- _Do this_
Tell how many lines have the string "color" in them, and write nothing besides the number.

Figure data in JSON
-- begin --
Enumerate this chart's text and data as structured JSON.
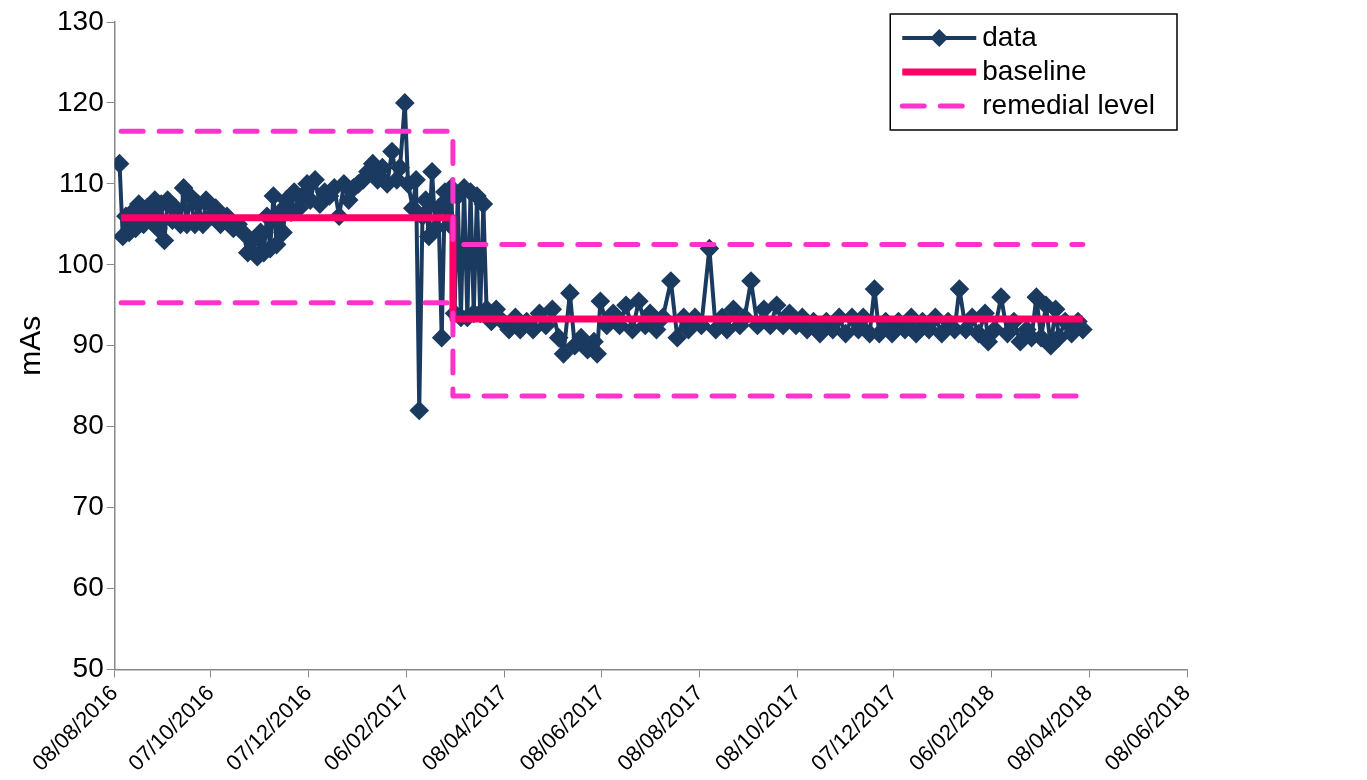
{
  "chart_data": {
    "type": "line",
    "ylabel": "mAs",
    "xlim": [
      "2016-08-08",
      "2018-06-08"
    ],
    "ylim": [
      50,
      130
    ],
    "yticks": [
      50,
      60,
      70,
      80,
      90,
      100,
      110,
      120,
      130
    ],
    "xticks": [
      {
        "value": "2016-08-08",
        "label": "08/08/2016"
      },
      {
        "value": "2016-10-07",
        "label": "07/10/2016"
      },
      {
        "value": "2016-12-07",
        "label": "07/12/2016"
      },
      {
        "value": "2017-02-06",
        "label": "06/02/2017"
      },
      {
        "value": "2017-04-08",
        "label": "08/04/2017"
      },
      {
        "value": "2017-06-08",
        "label": "08/06/2017"
      },
      {
        "value": "2017-08-08",
        "label": "08/08/2017"
      },
      {
        "value": "2017-10-08",
        "label": "08/10/2017"
      },
      {
        "value": "2017-12-07",
        "label": "07/12/2017"
      },
      {
        "value": "2018-02-06",
        "label": "06/02/2018"
      },
      {
        "value": "2018-04-08",
        "label": "08/04/2018"
      },
      {
        "value": "2018-06-08",
        "label": "08/06/2018"
      }
    ],
    "grid": false,
    "legend": "top right",
    "series": [
      {
        "name": "data",
        "color": "#1b3a60",
        "marker": "diamond",
        "line_style": "solid",
        "x": [
          "2016-08-11",
          "2016-08-13",
          "2016-08-15",
          "2016-08-17",
          "2016-08-19",
          "2016-08-21",
          "2016-08-23",
          "2016-08-26",
          "2016-08-28",
          "2016-08-31",
          "2016-09-02",
          "2016-09-04",
          "2016-09-06",
          "2016-09-08",
          "2016-09-10",
          "2016-09-13",
          "2016-09-15",
          "2016-09-18",
          "2016-09-20",
          "2016-09-22",
          "2016-09-24",
          "2016-09-27",
          "2016-09-29",
          "2016-10-02",
          "2016-10-04",
          "2016-10-07",
          "2016-10-10",
          "2016-10-13",
          "2016-10-17",
          "2016-10-21",
          "2016-10-24",
          "2016-10-27",
          "2016-10-30",
          "2016-11-02",
          "2016-11-05",
          "2016-11-07",
          "2016-11-09",
          "2016-11-11",
          "2016-11-13",
          "2016-11-15",
          "2016-11-17",
          "2016-11-19",
          "2016-11-21",
          "2016-11-23",
          "2016-11-26",
          "2016-11-28",
          "2016-12-01",
          "2016-12-03",
          "2016-12-06",
          "2016-12-08",
          "2016-12-11",
          "2016-12-14",
          "2016-12-17",
          "2016-12-20",
          "2016-12-23",
          "2016-12-26",
          "2016-12-29",
          "2017-01-01",
          "2017-01-04",
          "2017-01-07",
          "2017-01-10",
          "2017-01-13",
          "2017-01-16",
          "2017-01-19",
          "2017-01-22",
          "2017-01-25",
          "2017-01-28",
          "2017-01-31",
          "2017-02-02",
          "2017-02-05",
          "2017-02-07",
          "2017-02-10",
          "2017-02-12",
          "2017-02-14",
          "2017-02-16",
          "2017-02-18",
          "2017-02-20",
          "2017-02-22",
          "2017-02-24",
          "2017-02-26",
          "2017-02-28",
          "2017-03-02",
          "2017-03-03",
          "2017-03-05",
          "2017-03-06",
          "2017-03-08",
          "2017-03-10",
          "2017-03-12",
          "2017-03-14",
          "2017-03-16",
          "2017-03-18",
          "2017-03-20",
          "2017-03-22",
          "2017-03-24",
          "2017-03-26",
          "2017-03-28",
          "2017-03-31",
          "2017-04-03",
          "2017-04-07",
          "2017-04-11",
          "2017-04-15",
          "2017-04-18",
          "2017-04-22",
          "2017-04-26",
          "2017-04-30",
          "2017-05-04",
          "2017-05-08",
          "2017-05-12",
          "2017-05-15",
          "2017-05-19",
          "2017-05-22",
          "2017-05-26",
          "2017-05-30",
          "2017-06-03",
          "2017-06-05",
          "2017-06-07",
          "2017-06-11",
          "2017-06-15",
          "2017-06-19",
          "2017-06-23",
          "2017-06-27",
          "2017-07-01",
          "2017-07-05",
          "2017-07-08",
          "2017-07-12",
          "2017-07-16",
          "2017-07-21",
          "2017-07-25",
          "2017-07-29",
          "2017-08-01",
          "2017-08-05",
          "2017-08-09",
          "2017-08-14",
          "2017-08-18",
          "2017-08-22",
          "2017-08-25",
          "2017-08-29",
          "2017-09-02",
          "2017-09-05",
          "2017-09-09",
          "2017-09-13",
          "2017-09-17",
          "2017-09-21",
          "2017-09-25",
          "2017-09-29",
          "2017-10-03",
          "2017-10-07",
          "2017-10-11",
          "2017-10-14",
          "2017-10-18",
          "2017-10-22",
          "2017-10-26",
          "2017-10-30",
          "2017-11-03",
          "2017-11-07",
          "2017-11-11",
          "2017-11-15",
          "2017-11-18",
          "2017-11-22",
          "2017-11-25",
          "2017-11-28",
          "2017-12-02",
          "2017-12-06",
          "2017-12-10",
          "2017-12-14",
          "2017-12-18",
          "2017-12-21",
          "2017-12-25",
          "2017-12-29",
          "2018-01-02",
          "2018-01-06",
          "2018-01-10",
          "2018-01-14",
          "2018-01-17",
          "2018-01-21",
          "2018-01-25",
          "2018-01-29",
          "2018-02-02",
          "2018-02-04",
          "2018-02-08",
          "2018-02-12",
          "2018-02-16",
          "2018-02-20",
          "2018-02-24",
          "2018-02-28",
          "2018-03-03",
          "2018-03-06",
          "2018-03-09",
          "2018-03-12",
          "2018-03-15",
          "2018-03-18",
          "2018-03-20",
          "2018-03-24",
          "2018-03-28",
          "2018-04-01",
          "2018-04-04"
        ],
        "values": [
          112.5,
          103.5,
          106,
          104,
          106.5,
          104.5,
          107.5,
          105,
          107,
          106,
          108,
          104.5,
          107.5,
          103,
          108,
          105.5,
          107,
          105,
          109.5,
          105,
          108.5,
          105,
          107.5,
          105,
          108,
          106,
          107,
          105,
          106,
          104.5,
          105,
          104,
          101.5,
          103,
          101,
          104,
          101.5,
          106,
          102,
          108.5,
          102.5,
          106.5,
          104,
          108,
          106.5,
          109,
          107,
          108.5,
          110,
          108,
          110.5,
          107.5,
          109,
          108.5,
          109.5,
          106,
          110,
          108,
          109.5,
          110,
          110.5,
          111.5,
          112.5,
          110.5,
          112,
          110,
          114,
          110.5,
          112,
          120,
          110,
          107,
          110.5,
          82,
          106,
          108,
          103.5,
          111.5,
          104.5,
          107,
          91,
          109,
          108,
          105,
          109.5,
          94,
          108.5,
          93.5,
          109.5,
          93.5,
          109,
          94,
          108.5,
          94,
          107.5,
          94.5,
          93,
          94.5,
          93,
          92,
          93.5,
          92,
          93,
          92,
          94,
          92.5,
          94.5,
          91,
          89,
          96.5,
          90,
          91,
          89.5,
          90.5,
          89,
          95.5,
          92.5,
          94,
          92.5,
          95,
          92,
          95.5,
          92.5,
          94,
          92,
          93.5,
          98,
          91,
          93.5,
          92,
          93.5,
          92.5,
          102,
          92,
          93.5,
          92,
          94.5,
          92.5,
          93.5,
          98,
          92.5,
          94.5,
          92.5,
          95,
          92.5,
          94,
          92.5,
          93.5,
          92,
          93,
          91.5,
          93,
          92,
          93.5,
          91.5,
          93.5,
          92,
          93.5,
          91.5,
          97,
          91.5,
          93,
          91.5,
          93,
          92,
          93.5,
          91.5,
          93,
          92,
          93.5,
          91.5,
          93,
          92,
          97,
          92,
          93.5,
          91.5,
          94,
          90.5,
          92,
          96,
          91.5,
          93,
          90.5,
          92,
          91,
          96,
          91,
          95,
          90,
          94.5,
          91,
          93,
          91.5,
          93,
          92
        ]
      },
      {
        "name": "baseline",
        "color": "#ff0066",
        "marker": "none",
        "line_style": "solid",
        "x": [
          "2016-08-12",
          "2017-03-07",
          "2017-03-07",
          "2018-04-04"
        ],
        "values": [
          105.8,
          105.8,
          93.3,
          93.3
        ]
      },
      {
        "name": "remedial level",
        "color": "#ff33cc",
        "marker": "none",
        "line_style": "dashed",
        "x": [
          "2016-08-12",
          "2017-03-07",
          "2017-03-07",
          "2018-04-04"
        ],
        "values": [
          116.5,
          116.5,
          102.5,
          102.5
        ]
      },
      {
        "color": "#ff33cc",
        "marker": "none",
        "line_style": "dashed",
        "x": [
          "2016-08-12",
          "2017-03-07",
          "2017-03-07",
          "2018-04-04"
        ],
        "values": [
          95.3,
          95.3,
          83.8,
          83.8
        ]
      }
    ]
  }
}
-- end --
- _Worked answer_
4